[TASK MATERIAL]
□ □ □ □ □ □ □

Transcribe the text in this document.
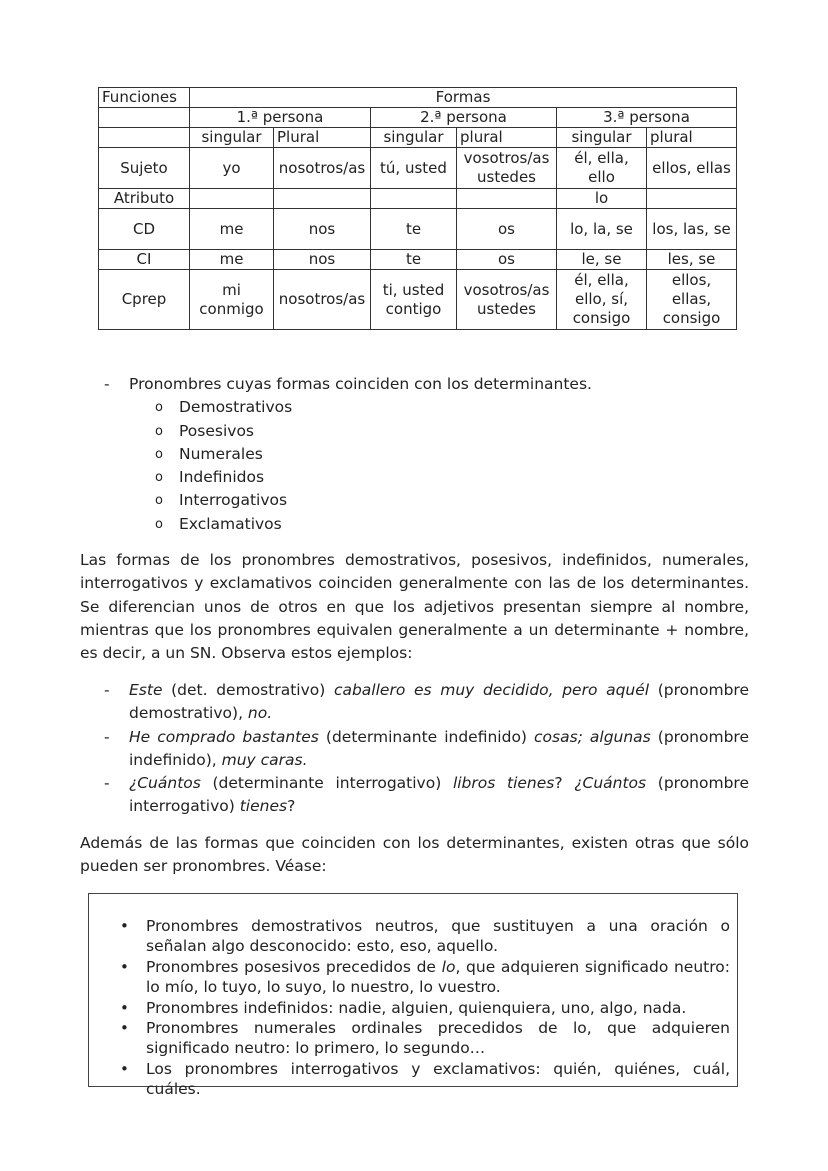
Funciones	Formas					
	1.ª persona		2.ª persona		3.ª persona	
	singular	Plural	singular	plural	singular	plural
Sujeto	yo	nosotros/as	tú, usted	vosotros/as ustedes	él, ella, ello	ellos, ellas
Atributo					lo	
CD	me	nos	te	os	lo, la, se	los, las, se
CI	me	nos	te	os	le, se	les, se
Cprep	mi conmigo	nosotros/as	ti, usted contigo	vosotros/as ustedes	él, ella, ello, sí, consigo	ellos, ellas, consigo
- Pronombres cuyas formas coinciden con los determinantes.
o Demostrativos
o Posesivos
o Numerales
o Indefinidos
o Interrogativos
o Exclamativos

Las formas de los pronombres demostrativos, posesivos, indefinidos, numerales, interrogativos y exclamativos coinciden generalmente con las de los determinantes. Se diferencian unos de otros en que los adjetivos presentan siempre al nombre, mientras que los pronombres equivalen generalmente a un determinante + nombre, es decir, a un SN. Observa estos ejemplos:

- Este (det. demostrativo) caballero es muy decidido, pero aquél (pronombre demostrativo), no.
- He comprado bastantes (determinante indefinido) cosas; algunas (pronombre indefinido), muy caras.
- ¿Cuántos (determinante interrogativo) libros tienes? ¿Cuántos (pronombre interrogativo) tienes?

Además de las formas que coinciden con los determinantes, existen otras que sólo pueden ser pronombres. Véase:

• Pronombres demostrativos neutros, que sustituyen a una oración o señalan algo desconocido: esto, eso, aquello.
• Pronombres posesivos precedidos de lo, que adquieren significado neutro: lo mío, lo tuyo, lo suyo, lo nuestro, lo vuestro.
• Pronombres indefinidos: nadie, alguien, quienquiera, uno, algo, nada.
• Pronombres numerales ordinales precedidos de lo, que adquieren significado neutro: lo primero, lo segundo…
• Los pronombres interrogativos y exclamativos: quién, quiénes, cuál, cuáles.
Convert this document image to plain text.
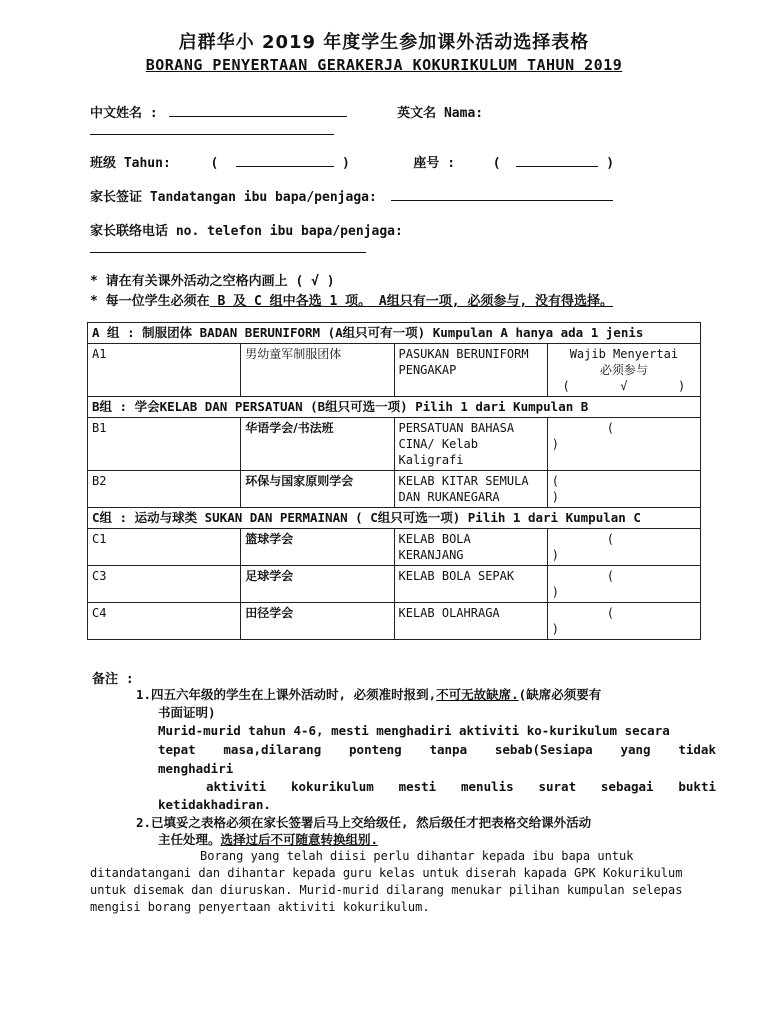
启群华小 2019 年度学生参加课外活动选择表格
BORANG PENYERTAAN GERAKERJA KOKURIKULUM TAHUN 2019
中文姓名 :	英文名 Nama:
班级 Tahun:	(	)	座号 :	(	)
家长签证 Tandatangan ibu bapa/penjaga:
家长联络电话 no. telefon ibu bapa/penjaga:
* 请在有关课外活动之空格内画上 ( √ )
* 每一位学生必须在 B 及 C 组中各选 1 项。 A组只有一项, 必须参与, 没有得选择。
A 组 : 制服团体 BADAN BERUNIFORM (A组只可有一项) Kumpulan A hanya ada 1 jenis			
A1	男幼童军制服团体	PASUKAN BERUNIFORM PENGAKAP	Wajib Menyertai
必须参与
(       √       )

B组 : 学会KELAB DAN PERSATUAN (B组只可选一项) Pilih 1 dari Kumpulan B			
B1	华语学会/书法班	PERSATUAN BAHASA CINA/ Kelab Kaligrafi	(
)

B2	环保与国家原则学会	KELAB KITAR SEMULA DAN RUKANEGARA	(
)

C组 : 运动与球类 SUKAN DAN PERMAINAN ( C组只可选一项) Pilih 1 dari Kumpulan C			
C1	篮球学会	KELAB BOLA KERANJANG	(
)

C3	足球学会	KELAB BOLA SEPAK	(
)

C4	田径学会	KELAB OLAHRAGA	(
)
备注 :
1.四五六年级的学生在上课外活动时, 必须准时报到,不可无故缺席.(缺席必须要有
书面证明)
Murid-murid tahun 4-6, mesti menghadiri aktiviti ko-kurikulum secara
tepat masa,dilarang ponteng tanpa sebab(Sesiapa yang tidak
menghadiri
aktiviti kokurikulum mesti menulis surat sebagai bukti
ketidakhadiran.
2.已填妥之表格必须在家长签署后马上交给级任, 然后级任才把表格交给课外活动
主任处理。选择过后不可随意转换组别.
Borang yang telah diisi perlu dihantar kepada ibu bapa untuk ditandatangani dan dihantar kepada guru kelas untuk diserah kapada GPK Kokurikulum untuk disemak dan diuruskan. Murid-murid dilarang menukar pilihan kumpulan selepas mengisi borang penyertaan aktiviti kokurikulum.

□ □ □ □ □ □ □

[WORK TO COMPLETE] Quote each entry above verbatim and drop the pictures.

[WRITTEN ANSWER]
Transcribe the text in this document.
Funciones	Formas					
	1.ª persona		2.ª persona		3.ª persona	
	singular	Plural	singular	plural	singular	plural
Sujeto	yo	nosotros/as	tú, usted	vosotros/as ustedes	él, ella, ello	ellos, ellas
Atributo					lo	
CD	me	nos	te	os	lo, la, se	los, las, se
CI	me	nos	te	os	le, se	les, se
Cprep	mi conmigo	nosotros/as	ti, usted contigo	vosotros/as ustedes	él, ella, ello, sí, consigo	ellos, ellas, consigo
- Pronombres cuyas formas coinciden con los determinantes.
o Demostrativos
o Posesivos
o Numerales
o Indefinidos
o Interrogativos
o Exclamativos

Las formas de los pronombres demostrativos, posesivos, indefinidos, numerales, interrogativos y exclamativos coinciden generalmente con las de los determinantes. Se diferencian unos de otros en que los adjetivos presentan siempre al nombre, mientras que los pronombres equivalen generalmente a un determinante + nombre, es decir, a un SN. Observa estos ejemplos:

- Este (det. demostrativo) caballero es muy decidido, pero aquél (pronombre demostrativo), no.
- He comprado bastantes (determinante indefinido) cosas; algunas (pronombre indefinido), muy caras.
- ¿Cuántos (determinante interrogativo) libros tienes? ¿Cuántos (pronombre interrogativo) tienes?

Además de las formas que coinciden con los determinantes, existen otras que sólo pueden ser pronombres. Véase:

• Pronombres demostrativos neutros, que sustituyen a una oración o señalan algo desconocido: esto, eso, aquello.
• Pronombres posesivos precedidos de lo, que adquieren significado neutro: lo mío, lo tuyo, lo suyo, lo nuestro, lo vuestro.
• Pronombres indefinidos: nadie, alguien, quienquiera, uno, algo, nada.
• Pronombres numerales ordinales precedidos de lo, que adquieren significado neutro: lo primero, lo segundo…
• Los pronombres interrogativos y exclamativos: quién, quiénes, cuál, cuáles.
Convert this document image to plain text.
启群华小 2019 年度学生参加课外活动选择表格
BORANG PENYERTAAN GERAKERJA KOKURIKULUM TAHUN 2019
中文姓名 :	英文名 Nama:
班级 Tahun:	(	)	座号 :	(	)
家长签证 Tandatangan ibu bapa/penjaga:
家长联络电话 no. telefon ibu bapa/penjaga:
* 请在有关课外活动之空格内画上 ( √ )
* 每一位学生必须在 B 及 C 组中各选 1 项。 A组只有一项, 必须参与, 没有得选择。
A 组 : 制服团体 BADAN BERUNIFORM (A组只可有一项) Kumpulan A hanya ada 1 jenis			
A1	男幼童军制服团体	PASUKAN BERUNIFORM PENGAKAP	Wajib Menyertai
必须参与
(       √       )

B组 : 学会KELAB DAN PERSATUAN (B组只可选一项) Pilih 1 dari Kumpulan B			
B1	华语学会/书法班	PERSATUAN BAHASA CINA/ Kelab Kaligrafi	(
)

B2	环保与国家原则学会	KELAB KITAR SEMULA DAN RUKANEGARA	(
)

C组 : 运动与球类 SUKAN DAN PERMAINAN ( C组只可选一项) Pilih 1 dari Kumpulan C			
C1	篮球学会	KELAB BOLA KERANJANG	(
)

C3	足球学会	KELAB BOLA SEPAK	(
)

C4	田径学会	KELAB OLAHRAGA	(
)
备注 :
1.四五六年级的学生在上课外活动时, 必须准时报到,不可无故缺席.(缺席必须要有
书面证明)
Murid-murid tahun 4-6, mesti menghadiri aktiviti ko-kurikulum secara
tepat masa,dilarang ponteng tanpa sebab(Sesiapa yang tidak
menghadiri
aktiviti kokurikulum mesti menulis surat sebagai bukti
ketidakhadiran.
2.已填妥之表格必须在家长签署后马上交给级任, 然后级任才把表格交给课外活动
主任处理。选择过后不可随意转换组别.
Borang yang telah diisi perlu dihantar kepada ibu bapa untuk ditandatangani dan dihantar kepada guru kelas untuk diserah kapada GPK Kokurikulum untuk disemak dan diuruskan. Murid-murid dilarang menukar pilihan kumpulan selepas mengisi borang penyertaan aktiviti kokurikulum.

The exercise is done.